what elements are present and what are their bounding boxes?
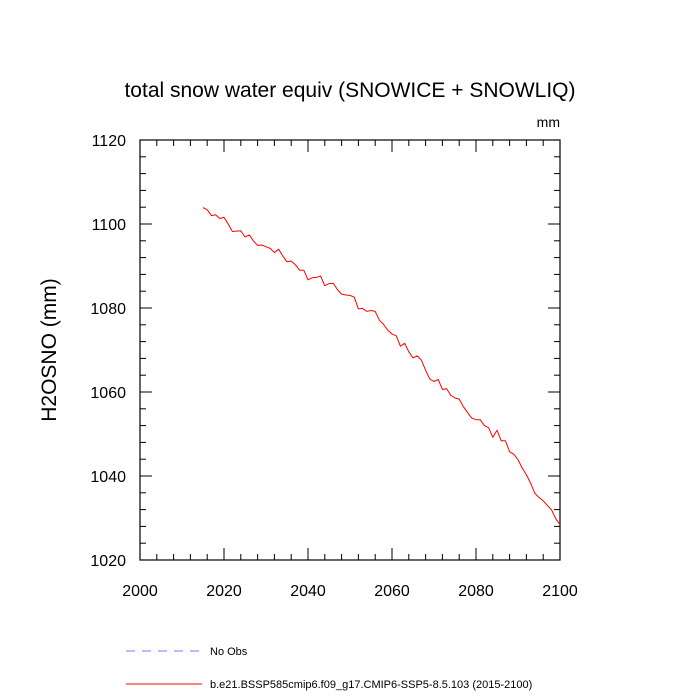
x-tick-label: 2060 (374, 583, 410, 600)
series-line (202, 207, 561, 525)
chart-title: total snow water equiv (SNOWICE + SNOWLI… (124, 79, 575, 102)
plot-frame (139, 139, 561, 561)
y-tick-label: 1100 (92, 217, 127, 234)
y-tick-label: 1020 (90, 553, 126, 570)
x-tick-label: 2100 (542, 583, 578, 600)
y-tick-label: 1080 (90, 301, 126, 318)
x-tick-label: 2000 (122, 583, 158, 600)
legend-label-no-obs: No Obs (210, 646, 248, 658)
tick-labels: 2000 2020 2040 2060 2080 2100 1020 1040 1060 1080… (90, 133, 577, 600)
units-label: mm (537, 114, 560, 130)
x-tick-label: 2040 (290, 583, 326, 600)
y-tick-label: 1120 (92, 133, 127, 150)
axis-ticks (139, 139, 561, 561)
x-tick-label: 2020 (206, 583, 242, 600)
legend-label-case: b.e21.BSSP585cmip6.f09_g17.CMIP6-SSP5-8.… (210, 679, 532, 691)
legend: No Obs b.e21.BSSP585cmip6.f09_g17.CMIP6-… (126, 646, 532, 691)
x-tick-label: 2080 (458, 583, 494, 600)
y-axis-label: H2OSNO (mm) (38, 278, 61, 422)
y-tick-label: 1060 (90, 385, 126, 402)
series-lines (202, 207, 561, 525)
y-tick-label: 1040 (90, 469, 126, 486)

Exercise task »
Copy the record above line for line, without changing anything, and leave the picture out.

Solution to the problem »
what elements are present and what are their bounding boxes?
x-tick-label: 2060 (374, 583, 410, 600)
series-line (202, 207, 561, 525)
chart-title: total snow water equiv (SNOWICE + SNOWLI… (124, 79, 575, 102)
plot-frame (139, 139, 561, 561)
y-tick-label: 1100 (92, 217, 127, 234)
y-tick-label: 1020 (90, 553, 126, 570)
x-tick-label: 2100 (542, 583, 578, 600)
y-tick-label: 1080 (90, 301, 126, 318)
x-tick-label: 2000 (122, 583, 158, 600)
legend-label-no-obs: No Obs (210, 646, 248, 658)
tick-labels: 2000 2020 2040 2060 2080 2100 1020 1040 1060 1080… (90, 133, 577, 600)
units-label: mm (537, 114, 560, 130)
x-tick-label: 2040 (290, 583, 326, 600)
y-tick-label: 1120 (92, 133, 127, 150)
axis-ticks (139, 139, 561, 561)
x-tick-label: 2020 (206, 583, 242, 600)
legend-label-case: b.e21.BSSP585cmip6.f09_g17.CMIP6-SSP5-8.… (210, 679, 532, 691)
legend: No Obs b.e21.BSSP585cmip6.f09_g17.CMIP6-… (126, 646, 532, 691)
x-tick-label: 2080 (458, 583, 494, 600)
y-axis-label: H2OSNO (mm) (38, 278, 61, 422)
y-tick-label: 1060 (90, 385, 126, 402)
series-lines (202, 207, 561, 525)
y-tick-label: 1040 (90, 469, 126, 486)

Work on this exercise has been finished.